Task to carry out
Copy each line of the listing below exactly.

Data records
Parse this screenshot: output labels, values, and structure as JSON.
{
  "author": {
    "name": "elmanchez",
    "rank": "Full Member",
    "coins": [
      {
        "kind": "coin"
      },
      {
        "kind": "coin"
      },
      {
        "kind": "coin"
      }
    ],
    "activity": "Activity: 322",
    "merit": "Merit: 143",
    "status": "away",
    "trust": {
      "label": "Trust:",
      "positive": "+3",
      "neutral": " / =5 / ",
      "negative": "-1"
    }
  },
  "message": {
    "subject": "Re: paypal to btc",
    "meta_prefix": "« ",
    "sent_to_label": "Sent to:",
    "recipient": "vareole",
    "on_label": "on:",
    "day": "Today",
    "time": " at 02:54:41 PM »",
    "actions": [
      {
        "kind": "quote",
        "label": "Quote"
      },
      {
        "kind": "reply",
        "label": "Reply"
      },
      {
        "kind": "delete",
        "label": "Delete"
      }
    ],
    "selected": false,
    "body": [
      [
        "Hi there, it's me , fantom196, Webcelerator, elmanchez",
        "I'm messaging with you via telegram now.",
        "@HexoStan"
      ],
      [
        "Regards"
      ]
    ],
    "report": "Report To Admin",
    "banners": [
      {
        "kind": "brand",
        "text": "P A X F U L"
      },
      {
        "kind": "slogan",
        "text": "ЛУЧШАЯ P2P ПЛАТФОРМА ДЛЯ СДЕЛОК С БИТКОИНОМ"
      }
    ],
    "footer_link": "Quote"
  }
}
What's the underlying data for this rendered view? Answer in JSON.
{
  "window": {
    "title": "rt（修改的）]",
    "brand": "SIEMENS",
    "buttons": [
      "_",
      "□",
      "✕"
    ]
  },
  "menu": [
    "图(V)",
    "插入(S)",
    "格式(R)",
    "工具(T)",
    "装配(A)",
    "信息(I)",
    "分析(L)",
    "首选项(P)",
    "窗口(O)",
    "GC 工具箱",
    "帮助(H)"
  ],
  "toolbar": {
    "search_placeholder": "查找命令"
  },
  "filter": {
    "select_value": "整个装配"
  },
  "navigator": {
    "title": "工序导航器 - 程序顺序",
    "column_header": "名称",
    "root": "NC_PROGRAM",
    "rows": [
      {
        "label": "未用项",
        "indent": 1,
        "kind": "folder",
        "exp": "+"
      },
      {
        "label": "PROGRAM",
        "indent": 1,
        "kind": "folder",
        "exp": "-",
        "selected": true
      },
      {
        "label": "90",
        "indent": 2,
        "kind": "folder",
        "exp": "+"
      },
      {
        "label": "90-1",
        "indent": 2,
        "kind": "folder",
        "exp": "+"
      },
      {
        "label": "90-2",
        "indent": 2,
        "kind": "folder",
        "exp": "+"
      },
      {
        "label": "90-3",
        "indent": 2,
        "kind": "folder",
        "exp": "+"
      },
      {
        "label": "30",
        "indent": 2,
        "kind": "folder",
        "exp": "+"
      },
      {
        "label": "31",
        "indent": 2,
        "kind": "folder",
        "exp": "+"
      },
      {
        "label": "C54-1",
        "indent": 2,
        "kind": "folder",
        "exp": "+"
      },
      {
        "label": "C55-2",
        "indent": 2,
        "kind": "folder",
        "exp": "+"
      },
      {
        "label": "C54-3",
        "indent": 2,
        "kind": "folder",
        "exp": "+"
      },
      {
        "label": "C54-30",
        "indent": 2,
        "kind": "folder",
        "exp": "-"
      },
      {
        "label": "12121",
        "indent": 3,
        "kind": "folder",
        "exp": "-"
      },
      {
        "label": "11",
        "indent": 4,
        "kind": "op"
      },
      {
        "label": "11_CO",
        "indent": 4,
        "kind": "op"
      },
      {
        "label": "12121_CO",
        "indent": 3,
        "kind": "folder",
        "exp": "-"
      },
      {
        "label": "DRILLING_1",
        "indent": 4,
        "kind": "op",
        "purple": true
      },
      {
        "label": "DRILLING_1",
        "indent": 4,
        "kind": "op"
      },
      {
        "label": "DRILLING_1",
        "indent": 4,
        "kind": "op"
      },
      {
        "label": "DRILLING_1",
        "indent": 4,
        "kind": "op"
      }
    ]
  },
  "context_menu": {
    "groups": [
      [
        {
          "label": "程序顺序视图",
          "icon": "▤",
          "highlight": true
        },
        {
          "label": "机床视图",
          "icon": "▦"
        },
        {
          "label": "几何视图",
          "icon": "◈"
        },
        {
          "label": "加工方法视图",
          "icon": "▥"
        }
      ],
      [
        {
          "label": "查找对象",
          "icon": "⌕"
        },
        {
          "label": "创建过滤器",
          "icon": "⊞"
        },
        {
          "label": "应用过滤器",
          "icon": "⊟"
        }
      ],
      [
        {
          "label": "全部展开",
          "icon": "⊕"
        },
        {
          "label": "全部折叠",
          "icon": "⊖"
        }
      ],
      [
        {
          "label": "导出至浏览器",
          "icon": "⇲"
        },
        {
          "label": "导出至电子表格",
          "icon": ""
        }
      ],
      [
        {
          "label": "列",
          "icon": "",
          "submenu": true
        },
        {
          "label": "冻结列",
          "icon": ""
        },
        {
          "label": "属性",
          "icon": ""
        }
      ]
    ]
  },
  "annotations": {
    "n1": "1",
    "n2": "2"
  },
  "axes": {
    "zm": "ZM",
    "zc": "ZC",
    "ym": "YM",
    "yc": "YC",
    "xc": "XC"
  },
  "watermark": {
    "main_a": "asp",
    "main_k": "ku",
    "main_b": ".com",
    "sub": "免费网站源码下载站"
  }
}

Completed exercise
Parse this screenshot: output labels, values, and structure as JSON.
{
  "author": {
    "name": "elmanchez",
    "rank": "Full Member",
    "coins": [
      {
        "kind": "coin"
      },
      {
        "kind": "coin"
      },
      {
        "kind": "coin"
      }
    ],
    "activity": "Activity: 322",
    "merit": "Merit: 143",
    "status": "away",
    "trust": {
      "label": "Trust:",
      "positive": "+3",
      "neutral": " / =5 / ",
      "negative": "-1"
    }
  },
  "message": {
    "subject": "Re: paypal to btc",
    "meta_prefix": "« ",
    "sent_to_label": "Sent to:",
    "recipient": "vareole",
    "on_label": "on:",
    "day": "Today",
    "time": " at 02:54:41 PM »",
    "actions": [
      {
        "kind": "quote",
        "label": "Quote"
      },
      {
        "kind": "reply",
        "label": "Reply"
      },
      {
        "kind": "delete",
        "label": "Delete"
      }
    ],
    "selected": false,
    "body": [
      [
        "Hi there, it's me , fantom196, Webcelerator, elmanchez",
        "I'm messaging with you via telegram now.",
        "@HexoStan"
      ],
      [
        "Regards"
      ]
    ],
    "report": "Report To Admin",
    "banners": [
      {
        "kind": "brand",
        "text": "P A X F U L"
      },
      {
        "kind": "slogan",
        "text": "ЛУЧШАЯ P2P ПЛАТФОРМА ДЛЯ СДЕЛОК С БИТКОИНОМ"
      }
    ],
    "footer_link": "Quote"
  }
}
What's the underlying data for this rendered view? Answer in JSON.
{
  "window": {
    "title": "rt（修改的）]",
    "brand": "SIEMENS",
    "buttons": [
      "_",
      "□",
      "✕"
    ]
  },
  "menu": [
    "图(V)",
    "插入(S)",
    "格式(R)",
    "工具(T)",
    "装配(A)",
    "信息(I)",
    "分析(L)",
    "首选项(P)",
    "窗口(O)",
    "GC 工具箱",
    "帮助(H)"
  ],
  "toolbar": {
    "search_placeholder": "查找命令"
  },
  "filter": {
    "select_value": "整个装配"
  },
  "navigator": {
    "title": "工序导航器 - 程序顺序",
    "column_header": "名称",
    "root": "NC_PROGRAM",
    "rows": [
      {
        "label": "未用项",
        "indent": 1,
        "kind": "folder",
        "exp": "+"
      },
      {
        "label": "PROGRAM",
        "indent": 1,
        "kind": "folder",
        "exp": "-",
        "selected": true
      },
      {
        "label": "90",
        "indent": 2,
        "kind": "folder",
        "exp": "+"
      },
      {
        "label": "90-1",
        "indent": 2,
        "kind": "folder",
        "exp": "+"
      },
      {
        "label": "90-2",
        "indent": 2,
        "kind": "folder",
        "exp": "+"
      },
      {
        "label": "90-3",
        "indent": 2,
        "kind": "folder",
        "exp": "+"
      },
      {
        "label": "30",
        "indent": 2,
        "kind": "folder",
        "exp": "+"
      },
      {
        "label": "31",
        "indent": 2,
        "kind": "folder",
        "exp": "+"
      },
      {
        "label": "C54-1",
        "indent": 2,
        "kind": "folder",
        "exp": "+"
      },
      {
        "label": "C55-2",
        "indent": 2,
        "kind": "folder",
        "exp": "+"
      },
      {
        "label": "C54-3",
        "indent": 2,
        "kind": "folder",
        "exp": "+"
      },
      {
        "label": "C54-30",
        "indent": 2,
        "kind": "folder",
        "exp": "-"
      },
      {
        "label": "12121",
        "indent": 3,
        "kind": "folder",
        "exp": "-"
      },
      {
        "label": "11",
        "indent": 4,
        "kind": "op"
      },
      {
        "label": "11_CO",
        "indent": 4,
        "kind": "op"
      },
      {
        "label": "12121_CO",
        "indent": 3,
        "kind": "folder",
        "exp": "-"
      },
      {
        "label": "DRILLING_1",
        "indent": 4,
        "kind": "op",
        "purple": true
      },
      {
        "label": "DRILLING_1",
        "indent": 4,
        "kind": "op"
      },
      {
        "label": "DRILLING_1",
        "indent": 4,
        "kind": "op"
      },
      {
        "label": "DRILLING_1",
        "indent": 4,
        "kind": "op"
      }
    ]
  },
  "context_menu": {
    "groups": [
      [
        {
          "label": "程序顺序视图",
          "icon": "▤",
          "highlight": true
        },
        {
          "label": "机床视图",
          "icon": "▦"
        },
        {
          "label": "几何视图",
          "icon": "◈"
        },
        {
          "label": "加工方法视图",
          "icon": "▥"
        }
      ],
      [
        {
          "label": "查找对象",
          "icon": "⌕"
        },
        {
          "label": "创建过滤器",
          "icon": "⊞"
        },
        {
          "label": "应用过滤器",
          "icon": "⊟"
        }
      ],
      [
        {
          "label": "全部展开",
          "icon": "⊕"
        },
        {
          "label": "全部折叠",
          "icon": "⊖"
        }
      ],
      [
        {
          "label": "导出至浏览器",
          "icon": "⇲"
        },
        {
          "label": "导出至电子表格",
          "icon": ""
        }
      ],
      [
        {
          "label": "列",
          "icon": "",
          "submenu": true
        },
        {
          "label": "冻结列",
          "icon": ""
        },
        {
          "label": "属性",
          "icon": ""
        }
      ]
    ]
  },
  "annotations": {
    "n1": "1",
    "n2": "2"
  },
  "axes": {
    "zm": "ZM",
    "zc": "ZC",
    "ym": "YM",
    "yc": "YC",
    "xc": "XC"
  },
  "watermark": {
    "main_a": "asp",
    "main_k": "ku",
    "main_b": ".com",
    "sub": "免费网站源码下载站"
  }
}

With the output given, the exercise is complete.